**REQUIRED TASK**.
Go through the data below and gather each line containing "content".

Records excerpted from a collection:
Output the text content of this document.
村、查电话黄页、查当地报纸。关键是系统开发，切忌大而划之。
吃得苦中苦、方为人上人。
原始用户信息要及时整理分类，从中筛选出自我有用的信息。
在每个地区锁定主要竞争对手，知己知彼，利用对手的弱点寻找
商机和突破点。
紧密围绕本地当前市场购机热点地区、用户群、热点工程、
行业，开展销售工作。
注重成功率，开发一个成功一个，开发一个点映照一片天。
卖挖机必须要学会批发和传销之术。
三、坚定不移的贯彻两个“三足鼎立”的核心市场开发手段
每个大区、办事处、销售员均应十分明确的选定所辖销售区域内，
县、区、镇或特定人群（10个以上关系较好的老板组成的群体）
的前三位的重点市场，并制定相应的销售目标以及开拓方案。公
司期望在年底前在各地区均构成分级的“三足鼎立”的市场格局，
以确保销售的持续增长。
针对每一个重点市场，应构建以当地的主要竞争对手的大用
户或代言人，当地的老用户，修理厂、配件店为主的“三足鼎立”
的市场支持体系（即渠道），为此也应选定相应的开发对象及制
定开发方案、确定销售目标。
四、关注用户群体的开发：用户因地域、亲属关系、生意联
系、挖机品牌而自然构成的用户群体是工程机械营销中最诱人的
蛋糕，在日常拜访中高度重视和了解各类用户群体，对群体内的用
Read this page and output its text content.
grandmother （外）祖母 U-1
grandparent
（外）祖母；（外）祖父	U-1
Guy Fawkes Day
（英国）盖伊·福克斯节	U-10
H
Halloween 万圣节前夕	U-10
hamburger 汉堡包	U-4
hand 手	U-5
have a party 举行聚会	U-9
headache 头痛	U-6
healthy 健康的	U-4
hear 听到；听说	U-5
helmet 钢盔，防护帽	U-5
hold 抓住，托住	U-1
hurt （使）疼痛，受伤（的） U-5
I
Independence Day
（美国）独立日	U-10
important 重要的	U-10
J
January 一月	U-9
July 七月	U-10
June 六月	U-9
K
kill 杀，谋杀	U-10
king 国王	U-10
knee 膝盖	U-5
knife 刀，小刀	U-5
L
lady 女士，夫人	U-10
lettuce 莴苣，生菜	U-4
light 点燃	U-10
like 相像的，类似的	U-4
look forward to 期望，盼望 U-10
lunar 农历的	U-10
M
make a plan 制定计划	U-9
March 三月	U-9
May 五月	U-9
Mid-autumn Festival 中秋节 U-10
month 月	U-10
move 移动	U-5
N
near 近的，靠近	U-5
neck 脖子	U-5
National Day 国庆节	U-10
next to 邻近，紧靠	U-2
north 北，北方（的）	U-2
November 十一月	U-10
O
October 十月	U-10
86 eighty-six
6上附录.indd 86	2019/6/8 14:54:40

**FINISHED EXERCISE**.
Output the text content of this document.
Read this page and output its text content.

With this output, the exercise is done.